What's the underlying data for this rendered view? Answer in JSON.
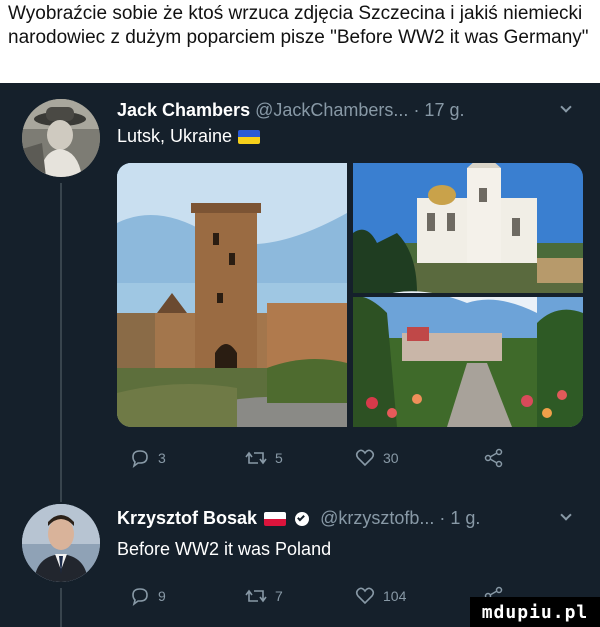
{
  "caption": {
    "text": "Wyobraźcie sobie że ktoś wrzuca zdjęcia Szczecina i jakiś niemiecki narodowiec z dużym poparciem pisze \"Before WW2 it was Germany\""
  },
  "tweet1": {
    "name": "Jack Chambers",
    "handle": "@JackChambers...",
    "time": "· 17 g.",
    "text": "Lutsk, Ukraine",
    "flag_colors": [
      "#2a5bd7",
      "#f6d01b"
    ],
    "replies": "3",
    "retweets": "5",
    "likes": "30"
  },
  "tweet2": {
    "name": "Krzysztof Bosak",
    "handle": "@krzysztofb...",
    "time": "· 1 g.",
    "text": "Before WW2 it was Poland",
    "flag_colors": [
      "#ffffff",
      "#dc143c"
    ],
    "replies": "9",
    "retweets": "7",
    "likes": "104"
  },
  "watermark": "mdupiu.pl",
  "colors": {
    "background": "#15202b",
    "secondary_text": "#8899a6",
    "thread_line": "#38444d"
  }
}
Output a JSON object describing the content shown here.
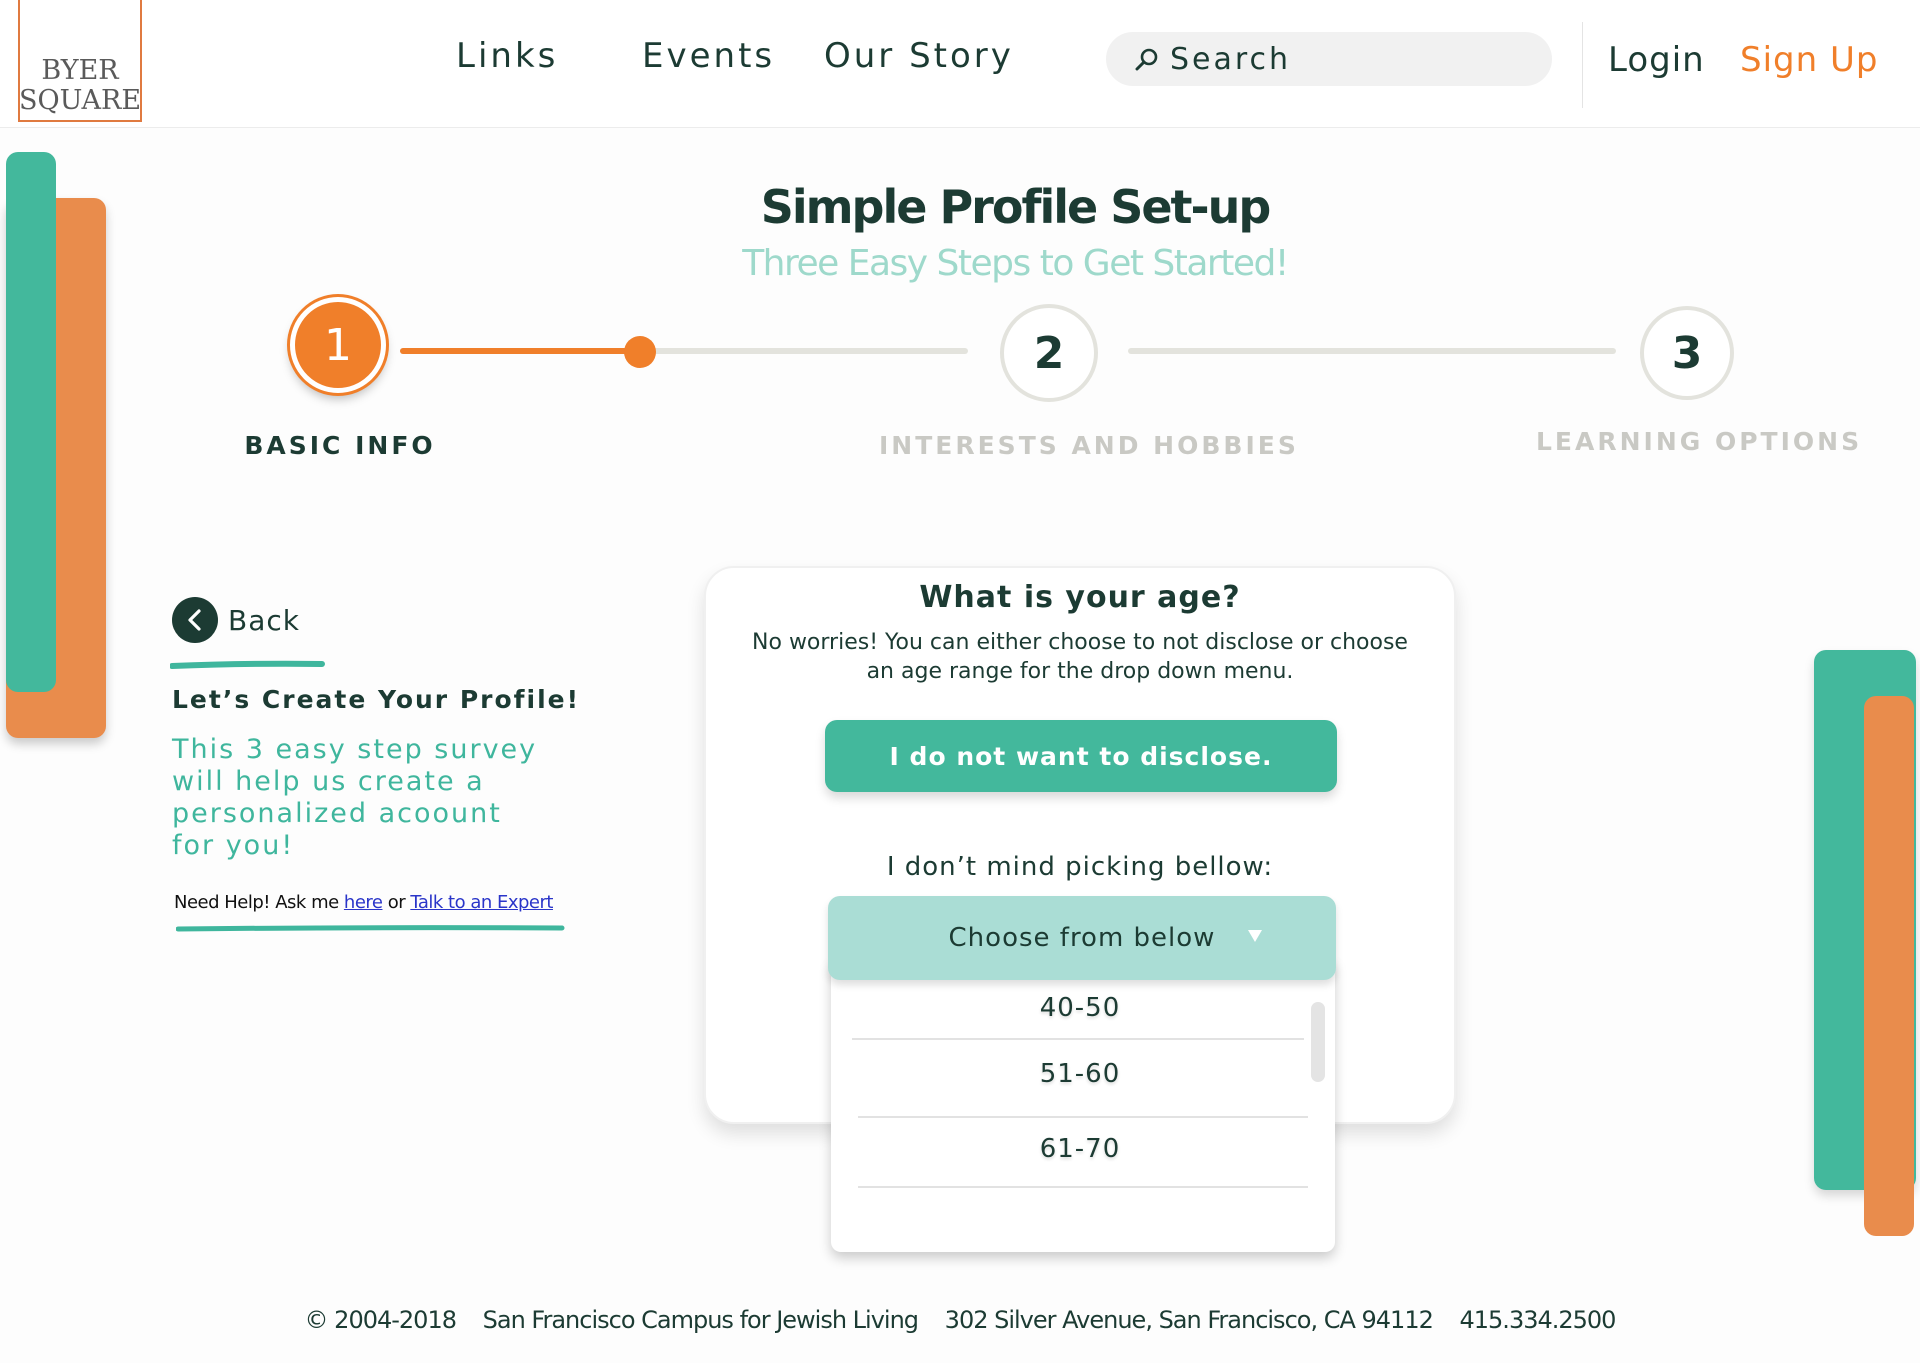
{
  "header": {
    "logo_line1": "BYER",
    "logo_line2": "SQUARE",
    "nav": [
      "Links",
      "Events",
      "Our Story"
    ],
    "search_placeholder": "Search",
    "login": "Login",
    "signup": "Sign Up"
  },
  "page": {
    "title": "Simple Profile Set-up",
    "subtitle": "Three Easy Steps to Get Started!"
  },
  "steps": [
    {
      "number": "1",
      "label": "BASIC INFO",
      "state": "active"
    },
    {
      "number": "2",
      "label": "INTERESTS AND HOBBIES",
      "state": "upcoming"
    },
    {
      "number": "3",
      "label": "LEARNING OPTIONS",
      "state": "upcoming"
    }
  ],
  "left": {
    "back": "Back",
    "heading": "Let’s Create Your Profile!",
    "description": "This 3 easy step survey will help us create a personalized acoount for you!",
    "help_prefix": "Need Help! Ask me ",
    "help_link1": "here",
    "help_mid": " or ",
    "help_link2": "Talk to an Expert"
  },
  "card": {
    "title": "What is your age?",
    "description": "No worries! You can either choose to not disclose or choose an age range for the drop down menu.",
    "disclose_button": "I do not want to disclose.",
    "pick_label": "I don’t mind picking bellow:",
    "dropdown_placeholder": "Choose from below",
    "options": [
      "40-50",
      "51-60",
      "61-70"
    ]
  },
  "footer": {
    "copyright": "© 2004-2018",
    "org": "San Francisco Campus for Jewish Living",
    "address": "302 Silver Avenue, San Francisco, CA 94112",
    "phone": "415.334.2500"
  },
  "colors": {
    "dark_green": "#1c3b33",
    "teal": "#43b89c",
    "light_teal": "#aaddd5",
    "orange": "#f07f2a"
  },
  "icons": {
    "search": "search-icon",
    "back": "chevron-left-icon",
    "dropdown": "caret-down-icon"
  }
}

┄┄┄┄┄┄

### [GIVEN TASK]
How many of these lines contain "Francisco"? Write only the number.

### [COMPLETE OUTPUT]
2